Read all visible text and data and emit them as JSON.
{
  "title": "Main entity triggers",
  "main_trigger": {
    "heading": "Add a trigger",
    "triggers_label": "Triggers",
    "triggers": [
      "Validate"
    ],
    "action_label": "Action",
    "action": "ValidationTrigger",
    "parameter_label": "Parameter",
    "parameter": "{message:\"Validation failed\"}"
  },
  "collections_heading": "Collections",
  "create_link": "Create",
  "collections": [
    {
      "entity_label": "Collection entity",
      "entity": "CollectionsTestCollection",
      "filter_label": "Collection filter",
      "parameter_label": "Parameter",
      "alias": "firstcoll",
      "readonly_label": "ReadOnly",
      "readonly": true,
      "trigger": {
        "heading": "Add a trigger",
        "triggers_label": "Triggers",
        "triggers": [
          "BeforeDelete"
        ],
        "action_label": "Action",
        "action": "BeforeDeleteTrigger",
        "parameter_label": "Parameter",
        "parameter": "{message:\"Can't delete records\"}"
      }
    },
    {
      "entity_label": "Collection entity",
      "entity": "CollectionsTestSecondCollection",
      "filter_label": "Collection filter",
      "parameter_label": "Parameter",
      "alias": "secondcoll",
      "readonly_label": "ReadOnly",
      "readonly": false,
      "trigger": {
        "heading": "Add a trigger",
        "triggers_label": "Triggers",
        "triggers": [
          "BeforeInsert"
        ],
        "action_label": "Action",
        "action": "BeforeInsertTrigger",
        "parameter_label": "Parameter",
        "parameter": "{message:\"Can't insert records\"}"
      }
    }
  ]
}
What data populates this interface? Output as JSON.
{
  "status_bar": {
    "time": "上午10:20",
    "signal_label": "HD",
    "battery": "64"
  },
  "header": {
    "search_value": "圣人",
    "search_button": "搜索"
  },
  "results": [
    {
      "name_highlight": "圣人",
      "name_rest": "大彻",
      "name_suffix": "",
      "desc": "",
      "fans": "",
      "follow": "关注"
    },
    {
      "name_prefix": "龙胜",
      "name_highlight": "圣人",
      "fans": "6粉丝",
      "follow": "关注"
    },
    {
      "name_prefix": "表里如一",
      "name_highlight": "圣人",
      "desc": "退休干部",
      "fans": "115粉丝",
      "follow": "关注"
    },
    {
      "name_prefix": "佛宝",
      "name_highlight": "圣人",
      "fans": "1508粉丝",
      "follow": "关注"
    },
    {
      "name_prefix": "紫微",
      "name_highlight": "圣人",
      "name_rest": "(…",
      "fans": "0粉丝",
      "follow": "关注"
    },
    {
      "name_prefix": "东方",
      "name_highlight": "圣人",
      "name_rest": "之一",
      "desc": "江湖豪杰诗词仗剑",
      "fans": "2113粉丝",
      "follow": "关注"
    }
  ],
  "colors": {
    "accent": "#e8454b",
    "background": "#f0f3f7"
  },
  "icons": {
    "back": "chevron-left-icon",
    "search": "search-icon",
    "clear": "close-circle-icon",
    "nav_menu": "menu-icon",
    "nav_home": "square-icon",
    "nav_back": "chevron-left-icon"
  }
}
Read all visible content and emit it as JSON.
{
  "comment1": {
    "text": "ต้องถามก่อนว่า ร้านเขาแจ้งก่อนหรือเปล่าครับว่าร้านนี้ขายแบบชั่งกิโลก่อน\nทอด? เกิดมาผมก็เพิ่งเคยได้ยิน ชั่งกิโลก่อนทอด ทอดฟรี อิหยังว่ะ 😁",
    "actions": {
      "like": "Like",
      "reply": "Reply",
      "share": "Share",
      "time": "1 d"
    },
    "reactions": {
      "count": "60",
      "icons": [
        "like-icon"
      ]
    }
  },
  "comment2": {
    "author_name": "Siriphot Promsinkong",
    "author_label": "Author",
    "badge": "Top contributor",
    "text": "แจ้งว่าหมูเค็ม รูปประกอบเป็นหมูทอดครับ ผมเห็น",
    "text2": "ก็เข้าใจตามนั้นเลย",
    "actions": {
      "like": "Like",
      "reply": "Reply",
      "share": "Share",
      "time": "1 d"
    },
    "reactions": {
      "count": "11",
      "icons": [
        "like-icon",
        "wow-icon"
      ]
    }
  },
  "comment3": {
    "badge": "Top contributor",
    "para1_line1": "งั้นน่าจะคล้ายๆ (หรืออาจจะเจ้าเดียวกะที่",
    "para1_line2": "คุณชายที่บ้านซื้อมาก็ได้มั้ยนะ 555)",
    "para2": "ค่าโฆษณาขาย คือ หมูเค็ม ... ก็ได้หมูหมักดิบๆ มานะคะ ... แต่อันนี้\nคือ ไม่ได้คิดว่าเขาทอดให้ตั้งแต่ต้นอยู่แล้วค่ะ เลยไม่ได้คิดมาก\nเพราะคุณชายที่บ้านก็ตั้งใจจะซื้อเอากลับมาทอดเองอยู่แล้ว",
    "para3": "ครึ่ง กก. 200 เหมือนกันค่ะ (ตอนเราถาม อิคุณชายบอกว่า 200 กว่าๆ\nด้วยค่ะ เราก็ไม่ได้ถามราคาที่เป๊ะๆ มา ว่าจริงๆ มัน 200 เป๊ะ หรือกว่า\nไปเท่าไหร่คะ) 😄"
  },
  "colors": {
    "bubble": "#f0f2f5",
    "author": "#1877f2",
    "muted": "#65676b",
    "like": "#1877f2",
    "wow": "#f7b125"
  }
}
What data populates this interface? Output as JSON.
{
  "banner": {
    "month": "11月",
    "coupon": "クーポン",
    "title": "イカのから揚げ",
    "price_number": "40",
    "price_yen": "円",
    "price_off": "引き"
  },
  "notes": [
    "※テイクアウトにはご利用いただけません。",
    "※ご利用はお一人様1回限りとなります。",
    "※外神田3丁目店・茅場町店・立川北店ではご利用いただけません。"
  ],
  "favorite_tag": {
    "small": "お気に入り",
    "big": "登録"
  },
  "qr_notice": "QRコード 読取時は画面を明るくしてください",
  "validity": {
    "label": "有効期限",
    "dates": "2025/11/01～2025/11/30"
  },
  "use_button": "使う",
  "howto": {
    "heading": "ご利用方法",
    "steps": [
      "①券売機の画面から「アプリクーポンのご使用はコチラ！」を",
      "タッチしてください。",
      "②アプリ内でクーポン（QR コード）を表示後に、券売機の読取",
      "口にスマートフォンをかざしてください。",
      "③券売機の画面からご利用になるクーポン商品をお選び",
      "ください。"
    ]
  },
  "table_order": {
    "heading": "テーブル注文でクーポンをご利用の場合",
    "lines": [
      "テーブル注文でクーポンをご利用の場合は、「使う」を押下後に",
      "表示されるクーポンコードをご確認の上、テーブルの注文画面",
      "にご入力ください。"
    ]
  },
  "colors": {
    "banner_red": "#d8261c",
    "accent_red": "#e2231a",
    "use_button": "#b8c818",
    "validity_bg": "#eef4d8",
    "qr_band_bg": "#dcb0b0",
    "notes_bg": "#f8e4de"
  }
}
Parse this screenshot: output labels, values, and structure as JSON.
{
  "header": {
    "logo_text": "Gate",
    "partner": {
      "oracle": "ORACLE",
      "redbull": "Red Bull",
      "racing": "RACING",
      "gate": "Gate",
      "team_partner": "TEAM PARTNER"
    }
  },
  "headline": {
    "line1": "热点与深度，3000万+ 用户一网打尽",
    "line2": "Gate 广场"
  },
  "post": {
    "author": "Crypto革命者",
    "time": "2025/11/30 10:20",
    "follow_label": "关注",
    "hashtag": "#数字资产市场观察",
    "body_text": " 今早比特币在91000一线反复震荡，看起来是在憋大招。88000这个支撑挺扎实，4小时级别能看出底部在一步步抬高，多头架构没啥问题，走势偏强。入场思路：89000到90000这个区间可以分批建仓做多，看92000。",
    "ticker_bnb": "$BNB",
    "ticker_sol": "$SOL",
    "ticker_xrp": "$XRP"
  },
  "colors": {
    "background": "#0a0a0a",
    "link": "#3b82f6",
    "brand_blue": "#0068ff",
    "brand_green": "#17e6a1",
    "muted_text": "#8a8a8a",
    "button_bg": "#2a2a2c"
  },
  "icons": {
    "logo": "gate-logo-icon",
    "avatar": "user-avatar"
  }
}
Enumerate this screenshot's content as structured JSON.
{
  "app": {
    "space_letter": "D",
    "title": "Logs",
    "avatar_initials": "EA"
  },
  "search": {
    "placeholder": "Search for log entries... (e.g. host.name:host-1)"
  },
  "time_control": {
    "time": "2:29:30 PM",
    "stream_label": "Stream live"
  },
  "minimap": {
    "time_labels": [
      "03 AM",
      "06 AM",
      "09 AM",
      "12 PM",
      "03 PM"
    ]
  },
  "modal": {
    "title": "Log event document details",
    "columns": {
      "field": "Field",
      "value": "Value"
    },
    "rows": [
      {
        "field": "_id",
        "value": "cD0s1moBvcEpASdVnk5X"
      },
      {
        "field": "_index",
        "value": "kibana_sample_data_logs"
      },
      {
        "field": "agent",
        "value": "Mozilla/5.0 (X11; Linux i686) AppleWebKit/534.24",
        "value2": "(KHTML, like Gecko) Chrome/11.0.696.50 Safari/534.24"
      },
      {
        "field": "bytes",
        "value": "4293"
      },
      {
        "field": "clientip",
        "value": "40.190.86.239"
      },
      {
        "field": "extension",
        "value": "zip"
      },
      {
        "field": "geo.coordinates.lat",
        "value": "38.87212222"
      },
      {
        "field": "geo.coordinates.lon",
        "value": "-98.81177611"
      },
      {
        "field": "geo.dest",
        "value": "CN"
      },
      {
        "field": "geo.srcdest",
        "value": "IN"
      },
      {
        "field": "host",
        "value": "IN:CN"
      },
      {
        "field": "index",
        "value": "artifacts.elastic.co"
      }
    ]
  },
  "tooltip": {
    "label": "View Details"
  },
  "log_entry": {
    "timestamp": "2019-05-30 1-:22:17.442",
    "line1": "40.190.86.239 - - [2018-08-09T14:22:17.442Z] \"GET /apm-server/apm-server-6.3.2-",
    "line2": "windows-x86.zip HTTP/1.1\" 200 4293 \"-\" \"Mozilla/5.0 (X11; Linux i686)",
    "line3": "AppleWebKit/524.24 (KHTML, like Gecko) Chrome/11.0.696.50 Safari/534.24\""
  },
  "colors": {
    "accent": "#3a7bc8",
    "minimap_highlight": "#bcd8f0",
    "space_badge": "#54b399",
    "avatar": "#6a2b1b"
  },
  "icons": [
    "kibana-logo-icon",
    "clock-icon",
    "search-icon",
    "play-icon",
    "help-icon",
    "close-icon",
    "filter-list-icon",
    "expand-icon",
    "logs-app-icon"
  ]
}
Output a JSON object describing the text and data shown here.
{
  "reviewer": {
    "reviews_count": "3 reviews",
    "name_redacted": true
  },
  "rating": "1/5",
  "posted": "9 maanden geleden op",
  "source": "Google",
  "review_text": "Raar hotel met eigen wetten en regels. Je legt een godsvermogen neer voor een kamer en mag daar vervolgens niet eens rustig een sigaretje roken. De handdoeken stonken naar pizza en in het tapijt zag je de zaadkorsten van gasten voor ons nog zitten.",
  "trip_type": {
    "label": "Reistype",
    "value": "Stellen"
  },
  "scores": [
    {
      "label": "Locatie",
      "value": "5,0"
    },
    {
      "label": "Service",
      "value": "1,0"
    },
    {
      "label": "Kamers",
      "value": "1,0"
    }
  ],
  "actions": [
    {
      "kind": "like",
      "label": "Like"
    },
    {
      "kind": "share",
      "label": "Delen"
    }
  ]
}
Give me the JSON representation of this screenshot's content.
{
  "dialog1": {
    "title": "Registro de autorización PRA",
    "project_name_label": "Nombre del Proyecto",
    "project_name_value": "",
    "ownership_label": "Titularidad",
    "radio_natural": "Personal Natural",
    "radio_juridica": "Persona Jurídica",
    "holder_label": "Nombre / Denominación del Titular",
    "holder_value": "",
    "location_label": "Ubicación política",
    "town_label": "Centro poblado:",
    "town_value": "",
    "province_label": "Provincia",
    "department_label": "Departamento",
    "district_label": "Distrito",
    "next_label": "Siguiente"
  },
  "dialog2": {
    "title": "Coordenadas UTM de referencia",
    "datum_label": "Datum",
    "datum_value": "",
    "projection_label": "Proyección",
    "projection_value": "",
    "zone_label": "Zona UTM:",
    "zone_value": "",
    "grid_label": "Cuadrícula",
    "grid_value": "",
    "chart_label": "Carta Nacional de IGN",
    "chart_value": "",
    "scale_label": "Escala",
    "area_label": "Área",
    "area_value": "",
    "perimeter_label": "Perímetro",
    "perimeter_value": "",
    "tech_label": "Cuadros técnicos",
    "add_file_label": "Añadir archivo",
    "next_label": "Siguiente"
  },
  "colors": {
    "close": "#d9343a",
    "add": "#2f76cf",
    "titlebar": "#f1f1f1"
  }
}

□ □ □ □

Above are some records. Report the number of their lines that include "Safari", and add nothing else.

2